▶ _EXERCISE PROMPT_: Update the rows from the first line through the line containing "sla-cell: [776, 428, 782, 434]", changing "sst-cell" to "temp-cell" and leaving everything else as it is.

# start of SOURCE RECORDS

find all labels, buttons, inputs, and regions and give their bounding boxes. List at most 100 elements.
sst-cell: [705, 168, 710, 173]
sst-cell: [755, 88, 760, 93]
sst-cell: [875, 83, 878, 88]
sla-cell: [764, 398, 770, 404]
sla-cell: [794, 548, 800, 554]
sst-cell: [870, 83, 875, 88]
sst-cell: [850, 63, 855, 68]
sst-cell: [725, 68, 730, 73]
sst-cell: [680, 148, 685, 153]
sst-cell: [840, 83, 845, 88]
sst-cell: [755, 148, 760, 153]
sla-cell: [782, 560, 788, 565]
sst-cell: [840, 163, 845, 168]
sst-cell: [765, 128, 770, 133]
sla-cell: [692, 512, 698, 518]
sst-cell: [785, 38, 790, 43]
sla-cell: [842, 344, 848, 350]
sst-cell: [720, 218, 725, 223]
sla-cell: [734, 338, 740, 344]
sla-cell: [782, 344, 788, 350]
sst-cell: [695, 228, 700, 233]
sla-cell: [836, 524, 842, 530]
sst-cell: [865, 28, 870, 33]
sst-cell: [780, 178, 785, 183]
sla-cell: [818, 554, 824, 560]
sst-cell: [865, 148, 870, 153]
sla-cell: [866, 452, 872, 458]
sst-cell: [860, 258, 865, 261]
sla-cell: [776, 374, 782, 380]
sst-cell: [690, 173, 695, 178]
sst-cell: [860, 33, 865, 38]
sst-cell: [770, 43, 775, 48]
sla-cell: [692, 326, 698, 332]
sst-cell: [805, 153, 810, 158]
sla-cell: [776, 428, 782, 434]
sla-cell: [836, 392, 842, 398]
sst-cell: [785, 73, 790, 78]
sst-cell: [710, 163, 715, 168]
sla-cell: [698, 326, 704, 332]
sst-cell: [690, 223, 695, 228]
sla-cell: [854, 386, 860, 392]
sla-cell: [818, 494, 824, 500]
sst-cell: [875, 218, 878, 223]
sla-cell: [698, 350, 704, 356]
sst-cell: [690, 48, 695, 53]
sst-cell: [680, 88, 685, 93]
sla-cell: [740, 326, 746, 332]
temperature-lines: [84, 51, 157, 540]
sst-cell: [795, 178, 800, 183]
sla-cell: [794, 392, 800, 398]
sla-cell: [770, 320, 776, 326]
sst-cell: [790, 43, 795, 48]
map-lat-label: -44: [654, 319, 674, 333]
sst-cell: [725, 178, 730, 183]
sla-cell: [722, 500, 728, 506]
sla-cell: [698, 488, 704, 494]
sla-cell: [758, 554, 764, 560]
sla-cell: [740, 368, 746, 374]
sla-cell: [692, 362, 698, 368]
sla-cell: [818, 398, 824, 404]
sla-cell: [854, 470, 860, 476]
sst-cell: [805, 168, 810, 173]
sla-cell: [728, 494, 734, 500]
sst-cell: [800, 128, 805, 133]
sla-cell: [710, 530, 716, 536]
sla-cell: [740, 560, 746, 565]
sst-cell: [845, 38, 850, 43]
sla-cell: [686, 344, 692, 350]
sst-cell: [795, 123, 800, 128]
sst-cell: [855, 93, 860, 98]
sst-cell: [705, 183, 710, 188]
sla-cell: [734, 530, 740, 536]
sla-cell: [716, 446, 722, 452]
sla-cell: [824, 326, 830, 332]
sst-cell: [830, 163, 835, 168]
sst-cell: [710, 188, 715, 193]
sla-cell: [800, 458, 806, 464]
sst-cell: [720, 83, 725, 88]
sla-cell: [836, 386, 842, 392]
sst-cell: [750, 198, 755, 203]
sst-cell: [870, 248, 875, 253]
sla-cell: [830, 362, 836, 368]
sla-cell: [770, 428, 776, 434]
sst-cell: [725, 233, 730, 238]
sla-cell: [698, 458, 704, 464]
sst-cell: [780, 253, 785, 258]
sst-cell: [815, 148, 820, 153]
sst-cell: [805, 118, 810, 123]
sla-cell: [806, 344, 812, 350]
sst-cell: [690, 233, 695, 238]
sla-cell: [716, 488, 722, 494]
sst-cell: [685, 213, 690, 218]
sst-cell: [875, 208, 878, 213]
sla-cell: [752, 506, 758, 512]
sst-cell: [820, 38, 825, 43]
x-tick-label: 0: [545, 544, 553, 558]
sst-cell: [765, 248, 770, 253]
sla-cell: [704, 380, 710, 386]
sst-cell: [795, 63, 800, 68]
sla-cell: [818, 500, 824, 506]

# end of SOURCE RECORDS

▶ _COMPLETE OUTPUT_:
find all labels, buttons, inputs, and regions and give their bounding boxes. List at most 100 elements.
temp-cell: [705, 168, 710, 173]
temp-cell: [755, 88, 760, 93]
temp-cell: [875, 83, 878, 88]
sla-cell: [764, 398, 770, 404]
sla-cell: [794, 548, 800, 554]
temp-cell: [870, 83, 875, 88]
temp-cell: [850, 63, 855, 68]
temp-cell: [725, 68, 730, 73]
temp-cell: [680, 148, 685, 153]
temp-cell: [840, 83, 845, 88]
temp-cell: [755, 148, 760, 153]
sla-cell: [782, 560, 788, 565]
temp-cell: [840, 163, 845, 168]
temp-cell: [765, 128, 770, 133]
sla-cell: [692, 512, 698, 518]
temp-cell: [785, 38, 790, 43]
sla-cell: [842, 344, 848, 350]
temp-cell: [720, 218, 725, 223]
sla-cell: [734, 338, 740, 344]
sla-cell: [782, 344, 788, 350]
temp-cell: [695, 228, 700, 233]
sla-cell: [836, 524, 842, 530]
temp-cell: [865, 28, 870, 33]
temp-cell: [780, 178, 785, 183]
sla-cell: [818, 554, 824, 560]
temp-cell: [865, 148, 870, 153]
sla-cell: [866, 452, 872, 458]
temp-cell: [860, 258, 865, 261]
sla-cell: [776, 374, 782, 380]
temp-cell: [690, 173, 695, 178]
temp-cell: [860, 33, 865, 38]
temp-cell: [770, 43, 775, 48]
sla-cell: [692, 326, 698, 332]
temp-cell: [805, 153, 810, 158]
sla-cell: [776, 428, 782, 434]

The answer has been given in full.